Brief: Omit the pictures from the entries below and retype everything else exactly.

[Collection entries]
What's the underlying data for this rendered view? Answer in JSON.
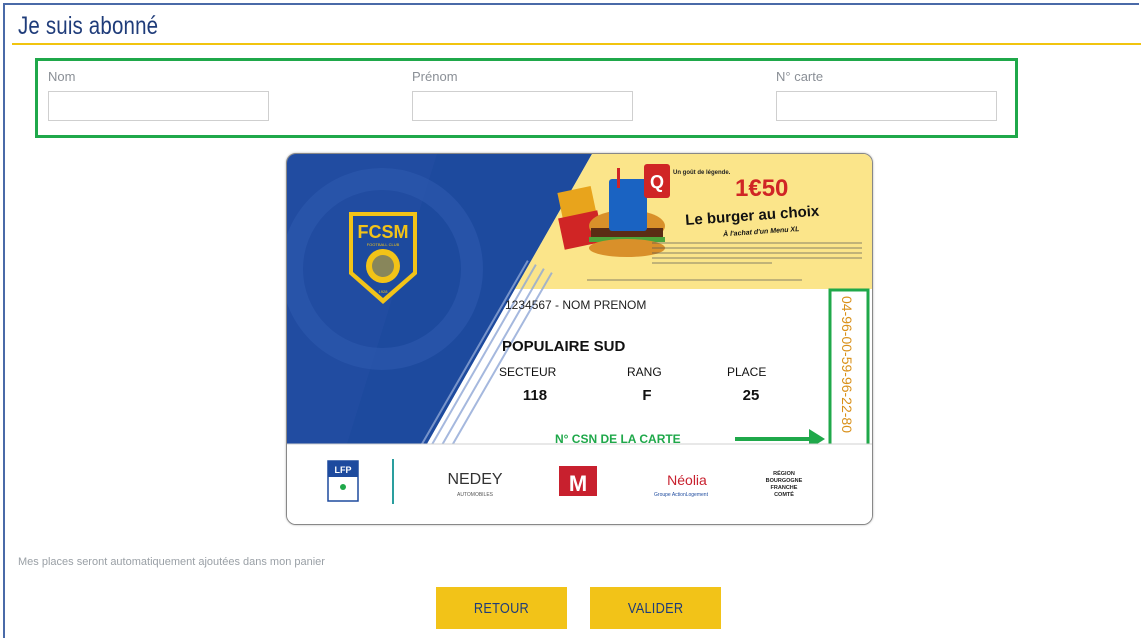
{
  "header": {
    "title": "Je suis abonné"
  },
  "form": {
    "nom": {
      "label": "Nom",
      "value": ""
    },
    "prenom": {
      "label": "Prénom",
      "value": ""
    },
    "carte": {
      "label": "N° carte",
      "value": ""
    }
  },
  "card": {
    "club_logo": "FCSM",
    "club_subtitle": "FOOTBALL CLUB",
    "club_year": "1928",
    "ad": {
      "brand": "Quick",
      "tagline": "Un goût de légende.",
      "price": "1€50",
      "headline": "Le burger au choix",
      "subline": "À l'achat d'un Menu XL"
    },
    "holder": "1234567 - NOM PRENOM",
    "zone": "POPULAIRE SUD",
    "secteur_label": "SECTEUR",
    "secteur": "118",
    "rang_label": "RANG",
    "rang": "F",
    "place_label": "PLACE",
    "place": "25",
    "csn_label": "N° CSN DE LA CARTE",
    "csn": "04-96-00-59-96-22-80",
    "sponsors": [
      "LFP",
      "NEDEY",
      "AUTOMOBILES",
      "M",
      "Néolia",
      "Groupe ActionLogement",
      "RÉGION",
      "BOURGOGNE",
      "FRANCHE",
      "COMTÉ"
    ]
  },
  "note": "Mes places seront automatiquement ajoutées dans mon panier",
  "buttons": {
    "retour": "RETOUR",
    "valider": "VALIDER"
  },
  "colors": {
    "accent": "#f2c318",
    "brand": "#1f3c7a",
    "highlight": "#1fa84a",
    "csn": "#d9901a"
  }
}
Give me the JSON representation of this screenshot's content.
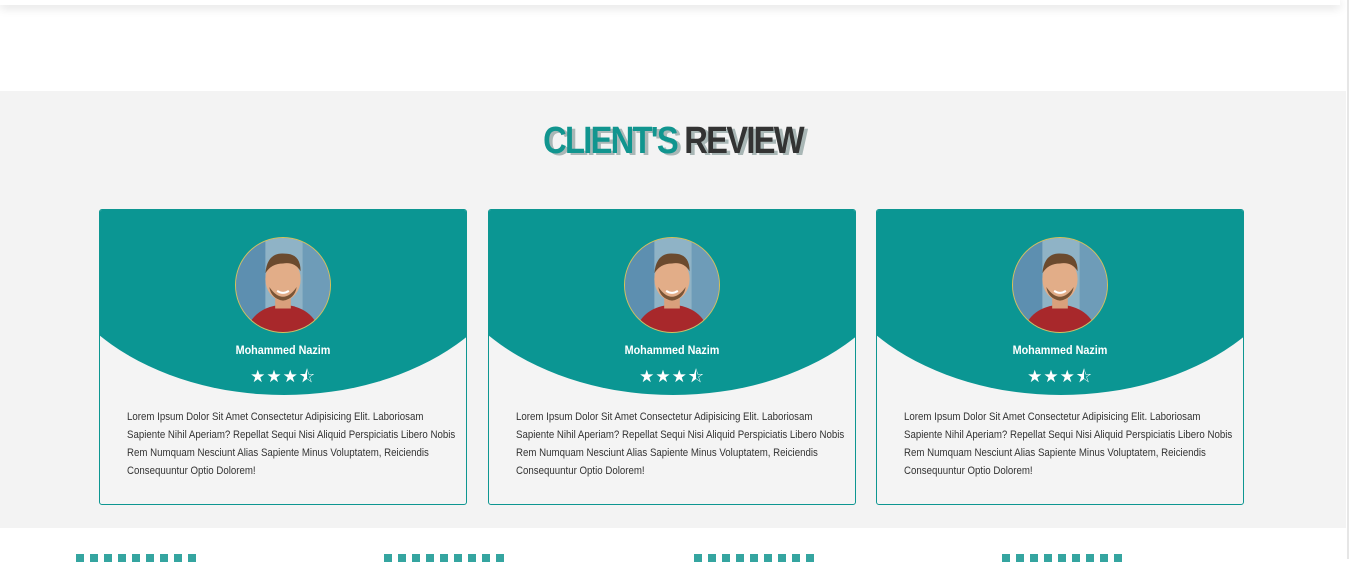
{
  "section": {
    "title_accent": "CLIENT'S",
    "title_rest": "REVIEW"
  },
  "reviews": [
    {
      "name": "Mohammed Nazim",
      "rating": 3.5,
      "stars": "★★★⯪",
      "avatar_icon": "user-photo",
      "text": "Lorem Ipsum Dolor Sit Amet Consectetur Adipisicing Elit. Laboriosam Sapiente Nihil Aperiam? Repellat Sequi Nisi Aliquid Perspiciatis Libero Nobis Rem Numquam Nesciunt Alias Sapiente Minus Voluptatem, Reiciendis Consequuntur Optio Dolorem!"
    },
    {
      "name": "Mohammed Nazim",
      "rating": 3.5,
      "stars": "★★★⯪",
      "avatar_icon": "user-photo",
      "text": "Lorem Ipsum Dolor Sit Amet Consectetur Adipisicing Elit. Laboriosam Sapiente Nihil Aperiam? Repellat Sequi Nisi Aliquid Perspiciatis Libero Nobis Rem Numquam Nesciunt Alias Sapiente Minus Voluptatem, Reiciendis Consequuntur Optio Dolorem!"
    },
    {
      "name": "Mohammed Nazim",
      "rating": 3.5,
      "stars": "★★★⯪",
      "avatar_icon": "user-photo",
      "text": "Lorem Ipsum Dolor Sit Amet Consectetur Adipisicing Elit. Laboriosam Sapiente Nihil Aperiam? Repellat Sequi Nisi Aliquid Perspiciatis Libero Nobis Rem Numquam Nesciunt Alias Sapiente Minus Voluptatem, Reiciendis Consequuntur Optio Dolorem!"
    }
  ],
  "colors": {
    "accent": "#0b9693",
    "title_dark": "#333333",
    "section_bg": "#f3f3f3"
  }
}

Exercise answer:
What's the underlying data for this rendered view? Answer in JSON.
{
  "header": {
    "title": "Je suis abonné"
  },
  "form": {
    "nom": {
      "label": "Nom",
      "value": ""
    },
    "prenom": {
      "label": "Prénom",
      "value": ""
    },
    "carte": {
      "label": "N° carte",
      "value": ""
    }
  },
  "card": {
    "club_logo": "FCSM",
    "club_subtitle": "FOOTBALL CLUB",
    "club_year": "1928",
    "ad": {
      "brand": "Quick",
      "tagline": "Un goût de légende.",
      "price": "1€50",
      "headline": "Le burger au choix",
      "subline": "À l'achat d'un Menu XL"
    },
    "holder": "1234567 - NOM PRENOM",
    "zone": "POPULAIRE SUD",
    "secteur_label": "SECTEUR",
    "secteur": "118",
    "rang_label": "RANG",
    "rang": "F",
    "place_label": "PLACE",
    "place": "25",
    "csn_label": "N° CSN DE LA CARTE",
    "csn": "04-96-00-59-96-22-80",
    "sponsors": [
      "LFP",
      "NEDEY",
      "AUTOMOBILES",
      "M",
      "Néolia",
      "Groupe ActionLogement",
      "RÉGION",
      "BOURGOGNE",
      "FRANCHE",
      "COMTÉ"
    ]
  },
  "note": "Mes places seront automatiquement ajoutées dans mon panier",
  "buttons": {
    "retour": "RETOUR",
    "valider": "VALIDER"
  },
  "colors": {
    "accent": "#f2c318",
    "brand": "#1f3c7a",
    "highlight": "#1fa84a",
    "csn": "#d9901a"
  }
}
Give me the JSON representation of this screenshot's content.
{
  "section": {
    "title_accent": "CLIENT'S",
    "title_rest": "REVIEW"
  },
  "reviews": [
    {
      "name": "Mohammed Nazim",
      "rating": 3.5,
      "stars": "★★★⯪",
      "avatar_icon": "user-photo",
      "text": "Lorem Ipsum Dolor Sit Amet Consectetur Adipisicing Elit. Laboriosam Sapiente Nihil Aperiam? Repellat Sequi Nisi Aliquid Perspiciatis Libero Nobis Rem Numquam Nesciunt Alias Sapiente Minus Voluptatem, Reiciendis Consequuntur Optio Dolorem!"
    },
    {
      "name": "Mohammed Nazim",
      "rating": 3.5,
      "stars": "★★★⯪",
      "avatar_icon": "user-photo",
      "text": "Lorem Ipsum Dolor Sit Amet Consectetur Adipisicing Elit. Laboriosam Sapiente Nihil Aperiam? Repellat Sequi Nisi Aliquid Perspiciatis Libero Nobis Rem Numquam Nesciunt Alias Sapiente Minus Voluptatem, Reiciendis Consequuntur Optio Dolorem!"
    },
    {
      "name": "Mohammed Nazim",
      "rating": 3.5,
      "stars": "★★★⯪",
      "avatar_icon": "user-photo",
      "text": "Lorem Ipsum Dolor Sit Amet Consectetur Adipisicing Elit. Laboriosam Sapiente Nihil Aperiam? Repellat Sequi Nisi Aliquid Perspiciatis Libero Nobis Rem Numquam Nesciunt Alias Sapiente Minus Voluptatem, Reiciendis Consequuntur Optio Dolorem!"
    }
  ],
  "colors": {
    "accent": "#0b9693",
    "title_dark": "#333333",
    "section_bg": "#f3f3f3"
  }
}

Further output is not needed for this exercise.